» JOB
Count how many lines mention the word "sold". Write that number alone.

» EXTRACTED ENTRIES
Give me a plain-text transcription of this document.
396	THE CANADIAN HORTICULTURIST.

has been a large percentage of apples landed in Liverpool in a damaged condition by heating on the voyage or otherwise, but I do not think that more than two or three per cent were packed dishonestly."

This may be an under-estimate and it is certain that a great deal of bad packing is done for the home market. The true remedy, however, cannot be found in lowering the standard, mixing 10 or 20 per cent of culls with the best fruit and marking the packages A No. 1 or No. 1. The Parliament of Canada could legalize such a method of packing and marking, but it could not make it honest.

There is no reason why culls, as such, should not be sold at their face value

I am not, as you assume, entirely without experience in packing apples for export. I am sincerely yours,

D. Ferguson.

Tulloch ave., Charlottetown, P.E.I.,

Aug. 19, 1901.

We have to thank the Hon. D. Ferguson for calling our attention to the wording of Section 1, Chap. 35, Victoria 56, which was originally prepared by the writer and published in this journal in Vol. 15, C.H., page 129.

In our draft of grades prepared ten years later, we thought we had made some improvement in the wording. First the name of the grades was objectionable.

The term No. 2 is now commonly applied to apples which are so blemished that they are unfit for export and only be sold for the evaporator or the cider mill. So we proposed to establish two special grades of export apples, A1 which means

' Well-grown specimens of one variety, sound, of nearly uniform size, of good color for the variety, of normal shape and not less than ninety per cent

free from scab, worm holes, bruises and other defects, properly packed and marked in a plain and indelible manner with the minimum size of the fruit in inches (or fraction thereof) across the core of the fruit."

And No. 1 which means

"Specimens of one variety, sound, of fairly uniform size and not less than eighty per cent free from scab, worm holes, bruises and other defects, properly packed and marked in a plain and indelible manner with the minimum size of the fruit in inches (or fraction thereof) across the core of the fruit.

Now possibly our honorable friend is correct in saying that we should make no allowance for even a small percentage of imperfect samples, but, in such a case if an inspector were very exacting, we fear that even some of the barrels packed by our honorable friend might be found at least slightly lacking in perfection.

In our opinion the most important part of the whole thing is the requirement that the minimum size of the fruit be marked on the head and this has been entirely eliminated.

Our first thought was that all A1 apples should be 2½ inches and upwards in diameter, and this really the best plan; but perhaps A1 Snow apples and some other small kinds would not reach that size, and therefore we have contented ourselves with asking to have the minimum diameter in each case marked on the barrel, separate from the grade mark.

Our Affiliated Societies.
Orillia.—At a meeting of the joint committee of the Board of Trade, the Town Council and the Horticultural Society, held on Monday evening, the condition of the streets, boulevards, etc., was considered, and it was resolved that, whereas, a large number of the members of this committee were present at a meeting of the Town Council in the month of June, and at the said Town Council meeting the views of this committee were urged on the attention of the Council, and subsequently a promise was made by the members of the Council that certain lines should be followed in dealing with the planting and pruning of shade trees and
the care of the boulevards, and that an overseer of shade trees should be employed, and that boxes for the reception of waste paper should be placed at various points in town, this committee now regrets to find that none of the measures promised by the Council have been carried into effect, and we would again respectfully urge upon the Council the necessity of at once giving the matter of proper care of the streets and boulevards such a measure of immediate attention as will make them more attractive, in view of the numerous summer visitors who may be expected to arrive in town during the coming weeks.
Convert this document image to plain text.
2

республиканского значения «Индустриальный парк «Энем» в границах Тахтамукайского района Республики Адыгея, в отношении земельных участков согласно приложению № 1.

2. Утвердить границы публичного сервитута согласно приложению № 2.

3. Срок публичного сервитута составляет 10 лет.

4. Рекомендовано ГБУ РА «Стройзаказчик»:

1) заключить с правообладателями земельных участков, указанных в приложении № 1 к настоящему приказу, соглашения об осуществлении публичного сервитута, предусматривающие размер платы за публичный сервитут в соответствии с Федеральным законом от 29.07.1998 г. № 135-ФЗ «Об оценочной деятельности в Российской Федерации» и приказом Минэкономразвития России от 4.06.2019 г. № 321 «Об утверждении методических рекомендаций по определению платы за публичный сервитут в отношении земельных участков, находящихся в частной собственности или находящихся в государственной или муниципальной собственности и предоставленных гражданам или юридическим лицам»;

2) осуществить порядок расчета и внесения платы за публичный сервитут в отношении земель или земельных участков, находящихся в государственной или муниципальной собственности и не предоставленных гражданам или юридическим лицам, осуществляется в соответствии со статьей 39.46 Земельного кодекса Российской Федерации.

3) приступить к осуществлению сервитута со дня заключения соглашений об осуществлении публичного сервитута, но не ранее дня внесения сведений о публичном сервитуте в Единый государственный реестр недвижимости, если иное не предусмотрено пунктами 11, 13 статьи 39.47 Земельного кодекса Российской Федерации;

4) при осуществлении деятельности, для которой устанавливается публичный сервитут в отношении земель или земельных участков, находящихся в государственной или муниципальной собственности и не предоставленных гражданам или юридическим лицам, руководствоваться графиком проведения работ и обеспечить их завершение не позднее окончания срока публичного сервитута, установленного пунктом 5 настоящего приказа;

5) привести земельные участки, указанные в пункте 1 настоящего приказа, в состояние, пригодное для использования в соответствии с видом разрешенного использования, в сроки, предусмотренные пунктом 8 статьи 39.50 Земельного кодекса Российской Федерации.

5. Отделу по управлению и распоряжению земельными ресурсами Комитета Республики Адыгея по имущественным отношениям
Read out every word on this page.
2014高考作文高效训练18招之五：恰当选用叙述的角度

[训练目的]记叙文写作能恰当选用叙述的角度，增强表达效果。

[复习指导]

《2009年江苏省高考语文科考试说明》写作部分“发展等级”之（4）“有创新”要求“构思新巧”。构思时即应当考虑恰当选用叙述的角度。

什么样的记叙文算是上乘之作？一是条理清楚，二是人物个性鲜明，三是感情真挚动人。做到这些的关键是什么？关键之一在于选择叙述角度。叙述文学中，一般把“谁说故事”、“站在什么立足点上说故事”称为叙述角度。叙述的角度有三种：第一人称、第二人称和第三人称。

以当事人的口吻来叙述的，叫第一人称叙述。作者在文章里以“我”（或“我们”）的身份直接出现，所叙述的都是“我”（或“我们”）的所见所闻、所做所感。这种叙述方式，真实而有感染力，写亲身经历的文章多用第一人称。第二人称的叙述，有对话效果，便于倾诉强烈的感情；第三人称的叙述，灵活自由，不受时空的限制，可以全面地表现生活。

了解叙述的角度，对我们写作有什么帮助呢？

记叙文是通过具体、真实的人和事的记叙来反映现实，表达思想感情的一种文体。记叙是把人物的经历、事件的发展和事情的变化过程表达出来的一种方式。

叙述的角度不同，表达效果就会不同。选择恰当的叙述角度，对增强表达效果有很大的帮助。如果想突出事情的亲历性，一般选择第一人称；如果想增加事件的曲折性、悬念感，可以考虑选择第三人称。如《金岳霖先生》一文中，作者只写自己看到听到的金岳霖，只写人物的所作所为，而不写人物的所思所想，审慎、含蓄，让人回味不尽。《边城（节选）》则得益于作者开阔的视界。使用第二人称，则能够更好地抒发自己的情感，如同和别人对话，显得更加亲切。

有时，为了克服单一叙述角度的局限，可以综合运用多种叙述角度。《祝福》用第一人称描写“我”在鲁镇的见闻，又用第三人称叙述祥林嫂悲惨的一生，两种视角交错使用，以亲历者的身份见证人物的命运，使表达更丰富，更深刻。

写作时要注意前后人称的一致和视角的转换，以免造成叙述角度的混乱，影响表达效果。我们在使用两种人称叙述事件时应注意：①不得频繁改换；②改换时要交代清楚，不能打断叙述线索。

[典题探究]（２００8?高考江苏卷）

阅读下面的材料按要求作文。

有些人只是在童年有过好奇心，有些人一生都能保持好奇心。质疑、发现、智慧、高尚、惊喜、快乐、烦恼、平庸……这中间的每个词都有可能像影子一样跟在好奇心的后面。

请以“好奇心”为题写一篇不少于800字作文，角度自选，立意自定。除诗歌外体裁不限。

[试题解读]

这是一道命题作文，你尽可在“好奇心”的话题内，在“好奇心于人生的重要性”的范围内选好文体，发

» REPLY
2